## start
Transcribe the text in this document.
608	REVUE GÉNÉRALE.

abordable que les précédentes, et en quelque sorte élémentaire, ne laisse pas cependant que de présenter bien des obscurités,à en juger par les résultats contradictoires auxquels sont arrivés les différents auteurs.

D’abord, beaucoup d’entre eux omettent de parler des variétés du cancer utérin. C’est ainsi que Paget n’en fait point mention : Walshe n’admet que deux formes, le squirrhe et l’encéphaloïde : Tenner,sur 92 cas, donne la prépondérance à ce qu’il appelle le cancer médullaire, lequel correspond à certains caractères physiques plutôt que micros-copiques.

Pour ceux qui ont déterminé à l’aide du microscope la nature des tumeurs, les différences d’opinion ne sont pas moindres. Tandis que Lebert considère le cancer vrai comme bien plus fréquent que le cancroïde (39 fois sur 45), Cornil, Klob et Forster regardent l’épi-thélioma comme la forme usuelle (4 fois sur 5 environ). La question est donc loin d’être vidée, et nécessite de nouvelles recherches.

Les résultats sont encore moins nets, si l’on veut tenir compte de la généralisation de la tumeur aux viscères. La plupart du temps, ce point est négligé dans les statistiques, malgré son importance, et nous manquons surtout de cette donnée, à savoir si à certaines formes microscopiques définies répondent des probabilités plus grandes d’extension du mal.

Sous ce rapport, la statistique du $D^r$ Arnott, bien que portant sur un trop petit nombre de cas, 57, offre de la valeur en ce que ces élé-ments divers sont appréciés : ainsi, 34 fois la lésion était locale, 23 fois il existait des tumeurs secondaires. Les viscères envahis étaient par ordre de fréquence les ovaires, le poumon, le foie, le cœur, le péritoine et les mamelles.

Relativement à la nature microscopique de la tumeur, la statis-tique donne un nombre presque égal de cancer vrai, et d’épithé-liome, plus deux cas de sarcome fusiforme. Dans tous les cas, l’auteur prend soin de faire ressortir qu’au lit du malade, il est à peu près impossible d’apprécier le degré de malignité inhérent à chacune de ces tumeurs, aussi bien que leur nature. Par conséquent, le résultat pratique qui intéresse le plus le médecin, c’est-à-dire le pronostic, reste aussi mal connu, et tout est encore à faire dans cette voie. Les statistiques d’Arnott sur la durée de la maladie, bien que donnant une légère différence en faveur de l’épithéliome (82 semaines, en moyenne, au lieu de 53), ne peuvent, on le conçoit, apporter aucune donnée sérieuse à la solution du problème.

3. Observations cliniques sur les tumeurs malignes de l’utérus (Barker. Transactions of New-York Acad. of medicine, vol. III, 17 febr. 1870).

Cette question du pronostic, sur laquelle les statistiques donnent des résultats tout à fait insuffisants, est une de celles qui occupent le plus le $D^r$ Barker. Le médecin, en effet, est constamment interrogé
## end
Prompt:
Give the records above again, word for word.

Reply:
Transcribe the text in this document.
608	REVUE GÉNÉRALE.

abordable que les précédentes, et en quelque sorte élémentaire, ne laisse pas cependant que de présenter bien des obscurités,à en juger par les résultats contradictoires auxquels sont arrivés les différents auteurs.

D’abord, beaucoup d’entre eux omettent de parler des variétés du cancer utérin. C’est ainsi que Paget n’en fait point mention : Walshe n’admet que deux formes, le squirrhe et l’encéphaloïde : Tenner,sur 92 cas, donne la prépondérance à ce qu’il appelle le cancer médullaire, lequel correspond à certains caractères physiques plutôt que micros-copiques.

Pour ceux qui ont déterminé à l’aide du microscope la nature des tumeurs, les différences d’opinion ne sont pas moindres. Tandis que Lebert considère le cancer vrai comme bien plus fréquent que le cancroïde (39 fois sur 45), Cornil, Klob et Forster regardent l’épi-thélioma comme la forme usuelle (4 fois sur 5 environ). La question est donc loin d’être vidée, et nécessite de nouvelles recherches.

Les résultats sont encore moins nets, si l’on veut tenir compte de la généralisation de la tumeur aux viscères. La plupart du temps, ce point est négligé dans les statistiques, malgré son importance, et nous manquons surtout de cette donnée, à savoir si à certaines formes microscopiques définies répondent des probabilités plus grandes d’extension du mal.

Sous ce rapport, la statistique du $D^r$ Arnott, bien que portant sur un trop petit nombre de cas, 57, offre de la valeur en ce que ces élé-ments divers sont appréciés : ainsi, 34 fois la lésion était locale, 23 fois il existait des tumeurs secondaires. Les viscères envahis étaient par ordre de fréquence les ovaires, le poumon, le foie, le cœur, le péritoine et les mamelles.

Relativement à la nature microscopique de la tumeur, la statis-tique donne un nombre presque égal de cancer vrai, et d’épithé-liome, plus deux cas de sarcome fusiforme. Dans tous les cas, l’auteur prend soin de faire ressortir qu’au lit du malade, il est à peu près impossible d’apprécier le degré de malignité inhérent à chacune de ces tumeurs, aussi bien que leur nature. Par conséquent, le résultat pratique qui intéresse le plus le médecin, c’est-à-dire le pronostic, reste aussi mal connu, et tout est encore à faire dans cette voie. Les statistiques d’Arnott sur la durée de la maladie, bien que donnant une légère différence en faveur de l’épithéliome (82 semaines, en moyenne, au lieu de 53), ne peuvent, on le conçoit, apporter aucune donnée sérieuse à la solution du problème.

3. Observations cliniques sur les tumeurs malignes de l’utérus (Barker. Transactions of New-York Acad. of medicine, vol. III, 17 febr. 1870).

Cette question du pronostic, sur laquelle les statistiques donnent des résultats tout à fait insuffisants, est une de celles qui occupent le plus le $D^r$ Barker. Le médecin, en effet, est constamment interrogé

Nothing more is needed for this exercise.